* **Requirements**:
Can you rewrite the records below, putting "outline-entry" wherever "toc-item" appears and leaving every other character unchanged?

/---

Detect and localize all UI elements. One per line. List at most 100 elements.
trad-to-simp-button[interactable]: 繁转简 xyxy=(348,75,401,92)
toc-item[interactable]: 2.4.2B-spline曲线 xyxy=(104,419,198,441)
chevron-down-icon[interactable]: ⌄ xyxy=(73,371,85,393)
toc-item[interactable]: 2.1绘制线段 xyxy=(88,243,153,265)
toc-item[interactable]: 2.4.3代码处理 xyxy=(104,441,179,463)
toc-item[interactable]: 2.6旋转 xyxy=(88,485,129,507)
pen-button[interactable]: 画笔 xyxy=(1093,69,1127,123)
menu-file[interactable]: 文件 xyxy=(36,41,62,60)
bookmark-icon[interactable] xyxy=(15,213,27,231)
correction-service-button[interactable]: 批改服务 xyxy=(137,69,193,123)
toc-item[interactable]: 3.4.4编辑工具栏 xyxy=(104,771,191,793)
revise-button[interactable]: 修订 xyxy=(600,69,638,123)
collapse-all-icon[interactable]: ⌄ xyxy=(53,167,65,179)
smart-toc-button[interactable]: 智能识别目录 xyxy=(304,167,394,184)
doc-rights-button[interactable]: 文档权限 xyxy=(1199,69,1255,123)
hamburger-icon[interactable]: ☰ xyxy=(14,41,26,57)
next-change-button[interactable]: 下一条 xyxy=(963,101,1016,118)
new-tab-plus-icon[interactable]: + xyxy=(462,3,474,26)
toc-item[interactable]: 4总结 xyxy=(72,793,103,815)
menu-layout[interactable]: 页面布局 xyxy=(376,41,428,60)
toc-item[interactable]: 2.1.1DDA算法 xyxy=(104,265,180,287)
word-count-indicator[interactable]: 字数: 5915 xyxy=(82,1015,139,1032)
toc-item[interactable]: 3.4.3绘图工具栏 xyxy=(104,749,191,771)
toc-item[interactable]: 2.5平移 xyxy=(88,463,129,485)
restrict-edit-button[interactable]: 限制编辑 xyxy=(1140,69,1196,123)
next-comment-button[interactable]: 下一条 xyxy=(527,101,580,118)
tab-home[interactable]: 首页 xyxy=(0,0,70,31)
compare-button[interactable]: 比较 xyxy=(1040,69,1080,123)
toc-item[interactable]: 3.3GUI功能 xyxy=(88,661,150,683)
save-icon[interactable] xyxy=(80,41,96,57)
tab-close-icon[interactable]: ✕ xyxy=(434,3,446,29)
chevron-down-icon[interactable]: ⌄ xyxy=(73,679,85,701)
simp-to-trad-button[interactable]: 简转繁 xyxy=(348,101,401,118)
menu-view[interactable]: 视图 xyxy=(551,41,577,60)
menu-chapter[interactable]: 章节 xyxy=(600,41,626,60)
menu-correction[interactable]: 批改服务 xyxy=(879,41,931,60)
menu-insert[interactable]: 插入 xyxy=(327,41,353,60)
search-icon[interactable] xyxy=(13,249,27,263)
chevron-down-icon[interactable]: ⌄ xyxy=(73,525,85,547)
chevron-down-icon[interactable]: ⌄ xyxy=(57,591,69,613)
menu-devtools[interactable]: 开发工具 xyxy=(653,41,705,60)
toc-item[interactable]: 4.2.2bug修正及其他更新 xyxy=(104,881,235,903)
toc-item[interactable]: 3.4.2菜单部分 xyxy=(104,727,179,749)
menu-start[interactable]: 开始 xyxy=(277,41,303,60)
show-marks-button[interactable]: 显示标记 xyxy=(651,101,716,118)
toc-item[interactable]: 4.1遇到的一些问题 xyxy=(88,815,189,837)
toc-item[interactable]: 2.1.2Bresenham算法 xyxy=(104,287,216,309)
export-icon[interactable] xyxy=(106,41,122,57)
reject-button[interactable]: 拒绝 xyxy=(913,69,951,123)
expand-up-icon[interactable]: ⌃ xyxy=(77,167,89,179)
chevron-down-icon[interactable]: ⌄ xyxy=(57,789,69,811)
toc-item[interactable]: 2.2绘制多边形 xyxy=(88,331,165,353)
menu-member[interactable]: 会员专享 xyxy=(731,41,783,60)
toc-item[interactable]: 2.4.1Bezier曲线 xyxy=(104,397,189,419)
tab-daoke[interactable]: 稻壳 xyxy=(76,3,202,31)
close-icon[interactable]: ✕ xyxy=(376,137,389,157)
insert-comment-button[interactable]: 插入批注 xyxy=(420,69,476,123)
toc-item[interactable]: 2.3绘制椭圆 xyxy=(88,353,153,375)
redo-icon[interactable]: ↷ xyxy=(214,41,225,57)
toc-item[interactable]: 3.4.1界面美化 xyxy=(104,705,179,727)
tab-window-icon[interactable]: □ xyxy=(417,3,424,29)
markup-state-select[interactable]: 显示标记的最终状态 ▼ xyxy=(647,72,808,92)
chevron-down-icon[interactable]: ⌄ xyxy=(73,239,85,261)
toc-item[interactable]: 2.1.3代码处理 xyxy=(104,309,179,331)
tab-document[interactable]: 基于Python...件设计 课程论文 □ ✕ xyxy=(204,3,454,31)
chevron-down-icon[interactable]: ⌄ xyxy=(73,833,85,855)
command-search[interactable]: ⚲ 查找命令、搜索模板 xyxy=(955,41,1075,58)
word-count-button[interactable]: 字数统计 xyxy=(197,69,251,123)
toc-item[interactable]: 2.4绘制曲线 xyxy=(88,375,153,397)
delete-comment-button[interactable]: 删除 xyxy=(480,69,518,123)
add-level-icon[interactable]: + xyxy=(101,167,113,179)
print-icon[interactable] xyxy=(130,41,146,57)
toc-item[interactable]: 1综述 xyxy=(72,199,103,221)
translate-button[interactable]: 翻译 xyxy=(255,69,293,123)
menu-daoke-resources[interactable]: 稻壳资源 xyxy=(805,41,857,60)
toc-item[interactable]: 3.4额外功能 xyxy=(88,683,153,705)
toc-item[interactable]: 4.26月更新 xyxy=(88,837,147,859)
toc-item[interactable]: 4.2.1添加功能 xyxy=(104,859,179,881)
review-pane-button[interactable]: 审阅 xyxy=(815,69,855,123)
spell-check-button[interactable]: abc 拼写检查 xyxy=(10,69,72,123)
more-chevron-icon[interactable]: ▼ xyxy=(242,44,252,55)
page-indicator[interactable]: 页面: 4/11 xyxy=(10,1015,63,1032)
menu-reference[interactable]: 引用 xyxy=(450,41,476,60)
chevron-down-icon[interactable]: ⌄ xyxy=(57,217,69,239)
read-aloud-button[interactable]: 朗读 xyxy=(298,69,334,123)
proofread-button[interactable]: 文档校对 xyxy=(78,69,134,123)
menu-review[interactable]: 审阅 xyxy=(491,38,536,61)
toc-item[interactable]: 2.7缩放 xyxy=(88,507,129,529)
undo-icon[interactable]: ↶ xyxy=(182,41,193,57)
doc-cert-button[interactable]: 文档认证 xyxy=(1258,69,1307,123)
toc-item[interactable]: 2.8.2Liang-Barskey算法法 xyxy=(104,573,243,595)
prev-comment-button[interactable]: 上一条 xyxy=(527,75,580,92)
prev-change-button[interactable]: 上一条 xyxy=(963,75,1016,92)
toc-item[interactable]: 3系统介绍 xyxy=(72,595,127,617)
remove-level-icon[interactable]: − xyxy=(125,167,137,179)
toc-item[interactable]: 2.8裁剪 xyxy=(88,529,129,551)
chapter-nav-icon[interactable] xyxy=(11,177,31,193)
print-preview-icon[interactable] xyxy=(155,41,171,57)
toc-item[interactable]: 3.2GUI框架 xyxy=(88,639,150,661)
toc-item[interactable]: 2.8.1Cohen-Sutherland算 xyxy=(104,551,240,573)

\---

* **Exercise response**:
Detect and localize all UI elements. One per line. List at most 100 elements.
trad-to-simp-button[interactable]: 繁转简 xyxy=(348,75,401,92)
outline-entry[interactable]: 2.4.2B-spline曲线 xyxy=(104,419,198,441)
chevron-down-icon[interactable]: ⌄ xyxy=(73,371,85,393)
outline-entry[interactable]: 2.1绘制线段 xyxy=(88,243,153,265)
outline-entry[interactable]: 2.4.3代码处理 xyxy=(104,441,179,463)
outline-entry[interactable]: 2.6旋转 xyxy=(88,485,129,507)
pen-button[interactable]: 画笔 xyxy=(1093,69,1127,123)
menu-file[interactable]: 文件 xyxy=(36,41,62,60)
bookmark-icon[interactable] xyxy=(15,213,27,231)
correction-service-button[interactable]: 批改服务 xyxy=(137,69,193,123)
outline-entry[interactable]: 3.4.4编辑工具栏 xyxy=(104,771,191,793)
revise-button[interactable]: 修订 xyxy=(600,69,638,123)
collapse-all-icon[interactable]: ⌄ xyxy=(53,167,65,179)
smart-toc-button[interactable]: 智能识别目录 xyxy=(304,167,394,184)
doc-rights-button[interactable]: 文档权限 xyxy=(1199,69,1255,123)
hamburger-icon[interactable]: ☰ xyxy=(14,41,26,57)
next-change-button[interactable]: 下一条 xyxy=(963,101,1016,118)
new-tab-plus-icon[interactable]: + xyxy=(462,3,474,26)
outline-entry[interactable]: 4总结 xyxy=(72,793,103,815)
menu-layout[interactable]: 页面布局 xyxy=(376,41,428,60)
outline-entry[interactable]: 2.1.1DDA算法 xyxy=(104,265,180,287)
word-count-indicator[interactable]: 字数: 5915 xyxy=(82,1015,139,1032)
outline-entry[interactable]: 3.4.3绘图工具栏 xyxy=(104,749,191,771)
outline-entry[interactable]: 2.5平移 xyxy=(88,463,129,485)
restrict-edit-button[interactable]: 限制编辑 xyxy=(1140,69,1196,123)
next-comment-button[interactable]: 下一条 xyxy=(527,101,580,118)
tab-home[interactable]: 首页 xyxy=(0,0,70,31)
compare-button[interactable]: 比较 xyxy=(1040,69,1080,123)
outline-entry[interactable]: 3.3GUI功能 xyxy=(88,661,150,683)
save-icon[interactable] xyxy=(80,41,96,57)
tab-close-icon[interactable]: ✕ xyxy=(434,3,446,29)
chevron-down-icon[interactable]: ⌄ xyxy=(73,679,85,701)
simp-to-trad-button[interactable]: 简转繁 xyxy=(348,101,401,118)
menu-view[interactable]: 视图 xyxy=(551,41,577,60)
menu-chapter[interactable]: 章节 xyxy=(600,41,626,60)
menu-correction[interactable]: 批改服务 xyxy=(879,41,931,60)
menu-insert[interactable]: 插入 xyxy=(327,41,353,60)
search-icon[interactable] xyxy=(13,249,27,263)
chevron-down-icon[interactable]: ⌄ xyxy=(73,525,85,547)
chevron-down-icon[interactable]: ⌄ xyxy=(57,591,69,613)
menu-devtools[interactable]: 开发工具 xyxy=(653,41,705,60)
outline-entry[interactable]: 4.2.2bug修正及其他更新 xyxy=(104,881,235,903)
outline-entry[interactable]: 3.4.2菜单部分 xyxy=(104,727,179,749)
menu-start[interactable]: 开始 xyxy=(277,41,303,60)
show-marks-button[interactable]: 显示标记 xyxy=(651,101,716,118)
outline-entry[interactable]: 4.1遇到的一些问题 xyxy=(88,815,189,837)
outline-entry[interactable]: 2.1.2Bresenham算法 xyxy=(104,287,216,309)
export-icon[interactable] xyxy=(106,41,122,57)
reject-button[interactable]: 拒绝 xyxy=(913,69,951,123)
expand-up-icon[interactable]: ⌃ xyxy=(77,167,89,179)
chevron-down-icon[interactable]: ⌄ xyxy=(57,789,69,811)
outline-entry[interactable]: 2.2绘制多边形 xyxy=(88,331,165,353)
menu-member[interactable]: 会员专享 xyxy=(731,41,783,60)
outline-entry[interactable]: 2.4.1Bezier曲线 xyxy=(104,397,189,419)
tab-daoke[interactable]: 稻壳 xyxy=(76,3,202,31)
close-icon[interactable]: ✕ xyxy=(376,137,389,157)
insert-comment-button[interactable]: 插入批注 xyxy=(420,69,476,123)
outline-entry[interactable]: 2.3绘制椭圆 xyxy=(88,353,153,375)
redo-icon[interactable]: ↷ xyxy=(214,41,225,57)
outline-entry[interactable]: 3.4.1界面美化 xyxy=(104,705,179,727)
tab-window-icon[interactable]: □ xyxy=(417,3,424,29)
markup-state-select[interactable]: 显示标记的最终状态 ▼ xyxy=(647,72,808,92)
chevron-down-icon[interactable]: ⌄ xyxy=(73,239,85,261)
outline-entry[interactable]: 2.1.3代码处理 xyxy=(104,309,179,331)
tab-document[interactable]: 基于Python...件设计 课程论文 □ ✕ xyxy=(204,3,454,31)
chevron-down-icon[interactable]: ⌄ xyxy=(73,833,85,855)
command-search[interactable]: ⚲ 查找命令、搜索模板 xyxy=(955,41,1075,58)
word-count-button[interactable]: 字数统计 xyxy=(197,69,251,123)
outline-entry[interactable]: 2.4绘制曲线 xyxy=(88,375,153,397)
delete-comment-button[interactable]: 删除 xyxy=(480,69,518,123)
add-level-icon[interactable]: + xyxy=(101,167,113,179)
print-icon[interactable] xyxy=(130,41,146,57)
outline-entry[interactable]: 1综述 xyxy=(72,199,103,221)
translate-button[interactable]: 翻译 xyxy=(255,69,293,123)
menu-daoke-resources[interactable]: 稻壳资源 xyxy=(805,41,857,60)
outline-entry[interactable]: 3.4额外功能 xyxy=(88,683,153,705)
outline-entry[interactable]: 4.26月更新 xyxy=(88,837,147,859)
outline-entry[interactable]: 4.2.1添加功能 xyxy=(104,859,179,881)
review-pane-button[interactable]: 审阅 xyxy=(815,69,855,123)
spell-check-button[interactable]: abc 拼写检查 xyxy=(10,69,72,123)
more-chevron-icon[interactable]: ▼ xyxy=(242,44,252,55)
page-indicator[interactable]: 页面: 4/11 xyxy=(10,1015,63,1032)
menu-reference[interactable]: 引用 xyxy=(450,41,476,60)
chevron-down-icon[interactable]: ⌄ xyxy=(57,217,69,239)
read-aloud-button[interactable]: 朗读 xyxy=(298,69,334,123)
proofread-button[interactable]: 文档校对 xyxy=(78,69,134,123)
menu-review[interactable]: 审阅 xyxy=(491,38,536,61)
outline-entry[interactable]: 2.7缩放 xyxy=(88,507,129,529)
undo-icon[interactable]: ↶ xyxy=(182,41,193,57)
doc-cert-button[interactable]: 文档认证 xyxy=(1258,69,1307,123)
outline-entry[interactable]: 2.8.2Liang-Barskey算法法 xyxy=(104,573,243,595)
prev-comment-button[interactable]: 上一条 xyxy=(527,75,580,92)
prev-change-button[interactable]: 上一条 xyxy=(963,75,1016,92)
outline-entry[interactable]: 3系统介绍 xyxy=(72,595,127,617)
remove-level-icon[interactable]: − xyxy=(125,167,137,179)
outline-entry[interactable]: 2.8裁剪 xyxy=(88,529,129,551)
chapter-nav-icon[interactable] xyxy=(11,177,31,193)
print-preview-icon[interactable] xyxy=(155,41,171,57)
outline-entry[interactable]: 3.2GUI框架 xyxy=(88,639,150,661)
outline-entry[interactable]: 2.8.1Cohen-Sutherland算 xyxy=(104,551,240,573)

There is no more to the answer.